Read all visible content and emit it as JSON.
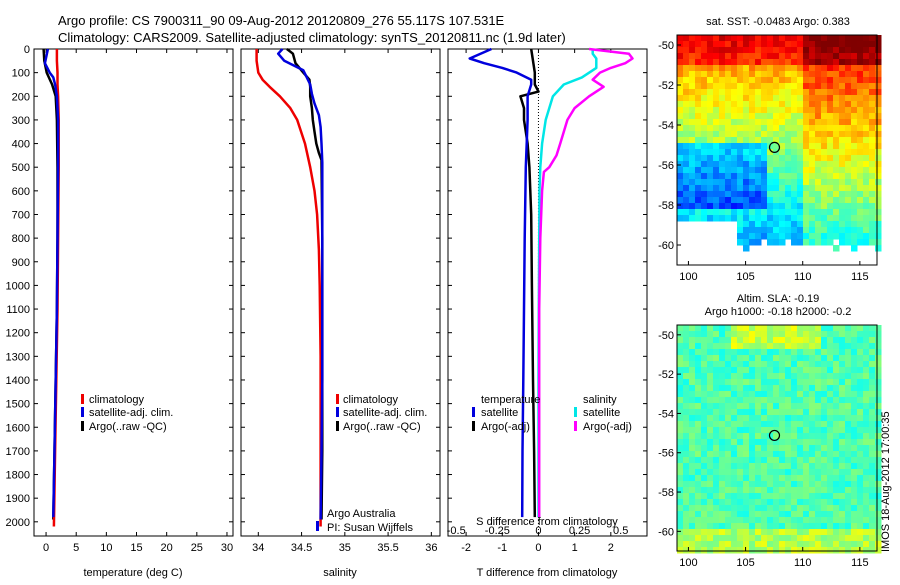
{
  "header": {
    "line1": "Argo profile: CS 7900311_90 09-Aug-2012 20120809_276 55.117S 107.531E",
    "line2": "Climatology: CARS2009. Satellite-adjusted climatology: synTS_20120811.nc (1.9d later)"
  },
  "colors": {
    "climatology": "#ee0000",
    "satellite": "#0000dd",
    "argo": "#000000",
    "satellite_salinity": "#00e6e6",
    "argo_salinity": "#ff00ff"
  },
  "depth_ticks": [
    "0",
    "100",
    "200",
    "300",
    "400",
    "500",
    "600",
    "700",
    "800",
    "900",
    "1000",
    "1100",
    "1200",
    "1300",
    "1400",
    "1500",
    "1600",
    "1700",
    "1800",
    "1900",
    "2000"
  ],
  "chart_data": [
    {
      "id": "temperature",
      "type": "line",
      "xlabel": "temperature (deg C)",
      "ylabel": "",
      "xlim": [
        -2,
        31
      ],
      "ylim": [
        2060,
        0
      ],
      "xticks": [
        "0",
        "5",
        "10",
        "15",
        "20",
        "25",
        "30"
      ],
      "xtick_values": [
        0,
        5,
        10,
        15,
        20,
        25,
        30
      ],
      "legend": [
        "climatology",
        "satellite-adj. clim.",
        "Argo(..raw -QC)"
      ],
      "legend_position": "lower-middle",
      "series": [
        {
          "name": "climatology",
          "depth": [
            0,
            50,
            100,
            150,
            200,
            300,
            500,
            800,
            1100,
            1400,
            1700,
            2020
          ],
          "values": [
            1.8,
            1.8,
            1.9,
            1.9,
            2.0,
            2.1,
            2.1,
            2.0,
            1.9,
            1.7,
            1.5,
            1.3
          ]
        },
        {
          "name": "satellite-adj. clim.",
          "depth": [
            0,
            60,
            100,
            120,
            150,
            200,
            300,
            500,
            800,
            1100,
            1400,
            1700,
            1980
          ],
          "values": [
            0.3,
            -0.2,
            0.6,
            1.2,
            1.5,
            1.8,
            2.0,
            2.0,
            1.9,
            1.8,
            1.6,
            1.4,
            1.2
          ]
        },
        {
          "name": "Argo(..raw -QC)",
          "depth": [
            0,
            50,
            100,
            150,
            200,
            300,
            500,
            800,
            1100,
            1400,
            1700,
            1990
          ],
          "values": [
            -0.4,
            -0.3,
            0.1,
            1.0,
            1.6,
            1.8,
            1.9,
            1.9,
            1.8,
            1.6,
            1.4,
            1.2
          ]
        }
      ]
    },
    {
      "id": "salinity",
      "type": "line",
      "xlabel": "salinity",
      "ylabel": "",
      "xlim": [
        33.8,
        36.1
      ],
      "ylim": [
        2060,
        0
      ],
      "xticks": [
        "34",
        "34.5",
        "35",
        "35.5",
        "36"
      ],
      "xtick_values": [
        34,
        34.5,
        35,
        35.5,
        36
      ],
      "legend": [
        "climatology",
        "satellite-adj. clim.",
        "Argo(..raw -QC)"
      ],
      "legend_position": "lower-right",
      "annotation": [
        "Argo Australia",
        "PI: Susan Wijffels"
      ],
      "series": [
        {
          "name": "climatology",
          "depth": [
            0,
            50,
            100,
            130,
            160,
            200,
            250,
            300,
            400,
            500,
            600,
            700,
            850,
            1000,
            1300,
            1600,
            2020
          ],
          "values": [
            33.98,
            33.98,
            34.0,
            34.05,
            34.13,
            34.25,
            34.37,
            34.45,
            34.54,
            34.6,
            34.65,
            34.68,
            34.7,
            34.71,
            34.72,
            34.72,
            34.72
          ]
        },
        {
          "name": "satellite-adj. clim.",
          "depth": [
            0,
            20,
            50,
            90,
            120,
            150,
            190,
            230,
            280,
            330,
            400,
            480,
            550,
            800,
            1100,
            1400,
            1700,
            1990
          ],
          "values": [
            34.28,
            34.23,
            34.3,
            34.52,
            34.56,
            34.6,
            34.62,
            34.65,
            34.7,
            34.72,
            34.73,
            34.74,
            34.74,
            34.74,
            34.74,
            34.74,
            34.73,
            34.72
          ]
        },
        {
          "name": "Argo(..raw -QC)",
          "depth": [
            0,
            20,
            60,
            100,
            130,
            160,
            200,
            250,
            300,
            350,
            400,
            440,
            470,
            800,
            1100,
            1400,
            1700,
            1990
          ],
          "values": [
            34.33,
            34.4,
            34.43,
            34.52,
            34.59,
            34.6,
            34.6,
            34.62,
            34.63,
            34.65,
            34.67,
            34.7,
            34.73,
            34.74,
            34.74,
            34.74,
            34.74,
            34.73
          ]
        }
      ]
    },
    {
      "id": "difference",
      "type": "line",
      "xlabel": "T difference from climatology",
      "xlabel_top": "S difference from climatology",
      "ylabel": "",
      "xlim": [
        -2.5,
        3.0
      ],
      "ylim": [
        2060,
        0
      ],
      "xticks": [
        "-2",
        "-1",
        "0",
        "1",
        "2"
      ],
      "xtick_values": [
        -2,
        -1,
        0,
        1,
        2
      ],
      "xticks_top": [
        "-0.5",
        "-0.25",
        "0",
        "0.25",
        "0.5"
      ],
      "xtick_values_top": [
        -0.5,
        -0.25,
        0,
        0.25,
        0.5
      ],
      "legend_groups": [
        {
          "heading": "temperature",
          "items": [
            "satellite",
            "Argo(-adj)"
          ]
        },
        {
          "heading": "salinity",
          "items": [
            "satellite",
            "Argo(-adj)"
          ]
        }
      ],
      "legend_position": "lower-middle",
      "series": [
        {
          "name": "temperature satellite",
          "depth": [
            0,
            40,
            60,
            80,
            100,
            130,
            150,
            200,
            300,
            500,
            800,
            1100,
            1400,
            1700,
            1980
          ],
          "values": [
            -1.3,
            -1.9,
            -1.5,
            -1.0,
            -0.6,
            -0.2,
            -0.2,
            -0.3,
            -0.3,
            -0.35,
            -0.38,
            -0.4,
            -0.42,
            -0.44,
            -0.45
          ]
        },
        {
          "name": "temperature Argo(-adj)",
          "depth": [
            0,
            100,
            150,
            180,
            200,
            250,
            300,
            400,
            500,
            700,
            1000,
            1400,
            1700,
            1980
          ],
          "values": [
            -0.2,
            -0.1,
            -0.1,
            0.0,
            -0.5,
            -0.4,
            -0.4,
            -0.3,
            -0.25,
            -0.2,
            -0.18,
            -0.15,
            -0.12,
            -0.1
          ]
        },
        {
          "name": "salinity satellite",
          "depth": [
            0,
            20,
            40,
            80,
            120,
            150,
            200,
            300,
            400,
            500,
            600,
            800,
            1100,
            1400,
            1700,
            1980
          ],
          "values": [
            1.5,
            1.5,
            1.6,
            1.6,
            1.2,
            0.7,
            0.4,
            0.2,
            0.1,
            0.05,
            0.03,
            0.02,
            0.01,
            0.0,
            0.0,
            0.0
          ]
        },
        {
          "name": "salinity Argo(-adj)",
          "depth": [
            0,
            20,
            40,
            60,
            80,
            100,
            130,
            160,
            200,
            250,
            300,
            400,
            450,
            500,
            520,
            600,
            800,
            1100,
            1400,
            1700,
            1980
          ],
          "values": [
            1.4,
            2.5,
            2.6,
            2.4,
            2.0,
            1.7,
            1.5,
            1.8,
            1.4,
            1.0,
            0.8,
            0.6,
            0.5,
            0.3,
            0.15,
            0.1,
            0.05,
            0.02,
            0.02,
            0.02,
            0.02
          ]
        }
      ]
    },
    {
      "id": "sst_map",
      "type": "heatmap",
      "title": "sat. SST: -0.0483 Argo: 0.383",
      "xlim": [
        99,
        116.5
      ],
      "ylim": [
        -61,
        -49.5
      ],
      "xticks": [
        "100",
        "105",
        "110",
        "115"
      ],
      "xtick_values": [
        100,
        105,
        110,
        115
      ],
      "yticks": [
        "-50",
        "-52",
        "-54",
        "-56",
        "-58",
        "-60"
      ],
      "ytick_values": [
        -50,
        -52,
        -54,
        -56,
        -58,
        -60
      ],
      "marker": {
        "lon": 107.53,
        "lat": -55.12
      }
    },
    {
      "id": "sla_map",
      "type": "heatmap",
      "title": "Altim. SLA: -0.19",
      "subtitle": "Argo h1000: -0.18 h2000: -0.2",
      "xlim": [
        99,
        116.5
      ],
      "ylim": [
        -61,
        -49.5
      ],
      "xticks": [
        "100",
        "105",
        "110",
        "115"
      ],
      "xtick_values": [
        100,
        105,
        110,
        115
      ],
      "yticks": [
        "-50",
        "-52",
        "-54",
        "-56",
        "-58",
        "-60"
      ],
      "ytick_values": [
        -50,
        -52,
        -54,
        -56,
        -58,
        -60
      ],
      "marker": {
        "lon": 107.53,
        "lat": -55.12
      }
    }
  ],
  "side_label": "IMOS 18-Aug-2012 17:00:35"
}
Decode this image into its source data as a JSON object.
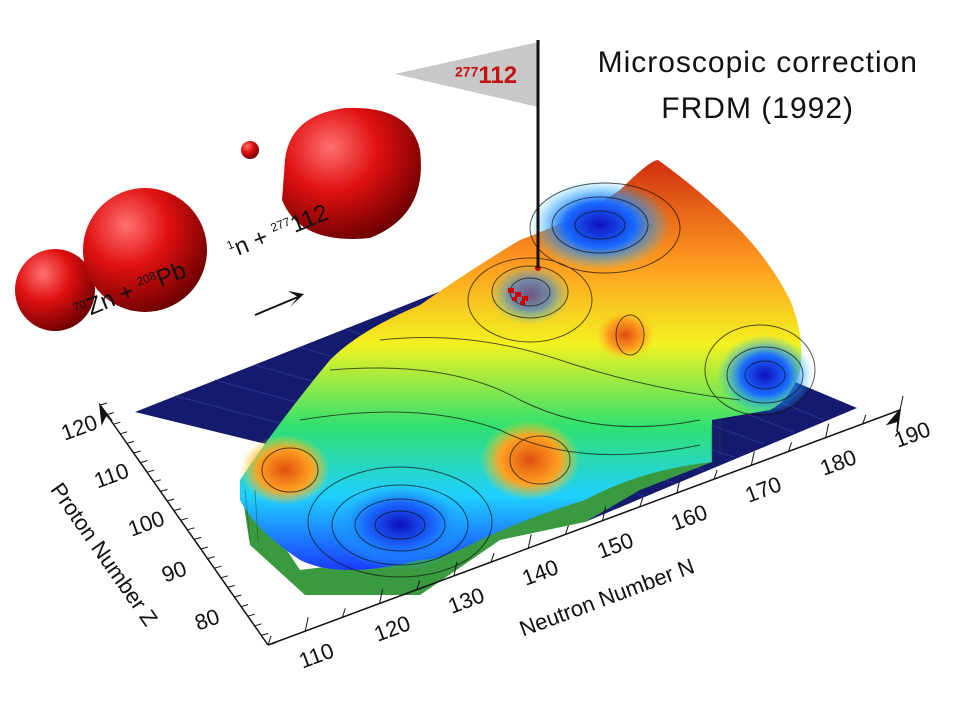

+++++

Exercise objective:
Pull every line containing the word "difference" out of the material.

Exercise result:
      "id": "difference",
      "xlabel": "T difference from climatology",
      "xlabel_top": "S difference from climatology",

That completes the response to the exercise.